■ GIVEN INSTRUCTION
Tell me how many lines hold "WAAS", please, using only the number.

■ RECORD EXTRACTS
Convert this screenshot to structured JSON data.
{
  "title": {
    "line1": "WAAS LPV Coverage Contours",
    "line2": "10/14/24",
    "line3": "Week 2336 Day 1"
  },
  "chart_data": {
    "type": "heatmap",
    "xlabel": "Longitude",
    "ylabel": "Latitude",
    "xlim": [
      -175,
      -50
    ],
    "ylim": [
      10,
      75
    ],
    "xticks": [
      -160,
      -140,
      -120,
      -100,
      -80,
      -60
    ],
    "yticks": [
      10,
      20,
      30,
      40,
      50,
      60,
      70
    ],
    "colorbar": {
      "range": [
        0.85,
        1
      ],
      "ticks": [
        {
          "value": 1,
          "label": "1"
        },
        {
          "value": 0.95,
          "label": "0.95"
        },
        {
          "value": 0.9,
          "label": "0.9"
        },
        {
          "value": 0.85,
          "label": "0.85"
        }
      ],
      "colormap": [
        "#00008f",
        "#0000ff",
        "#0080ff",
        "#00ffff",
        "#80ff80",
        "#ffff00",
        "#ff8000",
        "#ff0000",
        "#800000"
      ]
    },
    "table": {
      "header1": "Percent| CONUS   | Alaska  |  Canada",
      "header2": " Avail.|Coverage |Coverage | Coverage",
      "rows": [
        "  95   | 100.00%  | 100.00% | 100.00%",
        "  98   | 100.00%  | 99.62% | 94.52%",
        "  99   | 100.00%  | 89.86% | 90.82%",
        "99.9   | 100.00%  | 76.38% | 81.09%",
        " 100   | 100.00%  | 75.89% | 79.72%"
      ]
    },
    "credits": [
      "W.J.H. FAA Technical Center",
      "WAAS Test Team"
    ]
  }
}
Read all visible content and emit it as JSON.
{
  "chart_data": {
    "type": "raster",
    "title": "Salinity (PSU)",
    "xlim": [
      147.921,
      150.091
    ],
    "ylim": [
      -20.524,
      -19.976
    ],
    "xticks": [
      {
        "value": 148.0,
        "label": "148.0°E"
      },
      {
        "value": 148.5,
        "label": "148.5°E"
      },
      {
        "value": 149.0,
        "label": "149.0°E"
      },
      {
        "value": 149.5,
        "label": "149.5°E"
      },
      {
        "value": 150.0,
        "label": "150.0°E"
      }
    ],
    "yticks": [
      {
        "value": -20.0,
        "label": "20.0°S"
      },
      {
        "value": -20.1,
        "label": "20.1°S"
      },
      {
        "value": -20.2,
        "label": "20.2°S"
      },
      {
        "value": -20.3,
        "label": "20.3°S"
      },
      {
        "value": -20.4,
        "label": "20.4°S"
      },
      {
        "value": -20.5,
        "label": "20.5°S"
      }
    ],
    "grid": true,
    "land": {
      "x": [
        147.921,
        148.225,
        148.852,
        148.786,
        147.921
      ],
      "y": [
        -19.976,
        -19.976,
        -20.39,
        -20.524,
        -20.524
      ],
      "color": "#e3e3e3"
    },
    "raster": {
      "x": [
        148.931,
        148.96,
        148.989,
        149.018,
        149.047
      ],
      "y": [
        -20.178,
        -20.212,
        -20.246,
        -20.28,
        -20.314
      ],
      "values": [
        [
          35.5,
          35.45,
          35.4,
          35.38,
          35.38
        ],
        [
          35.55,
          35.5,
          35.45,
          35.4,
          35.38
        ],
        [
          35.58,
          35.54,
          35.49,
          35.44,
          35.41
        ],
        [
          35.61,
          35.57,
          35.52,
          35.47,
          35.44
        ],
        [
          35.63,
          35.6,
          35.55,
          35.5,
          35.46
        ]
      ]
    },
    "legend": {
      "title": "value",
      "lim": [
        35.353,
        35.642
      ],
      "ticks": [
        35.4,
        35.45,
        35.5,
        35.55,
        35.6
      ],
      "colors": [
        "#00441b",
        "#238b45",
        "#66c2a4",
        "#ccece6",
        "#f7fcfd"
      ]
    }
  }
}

■ OUTPUT FOR THIS TASK
2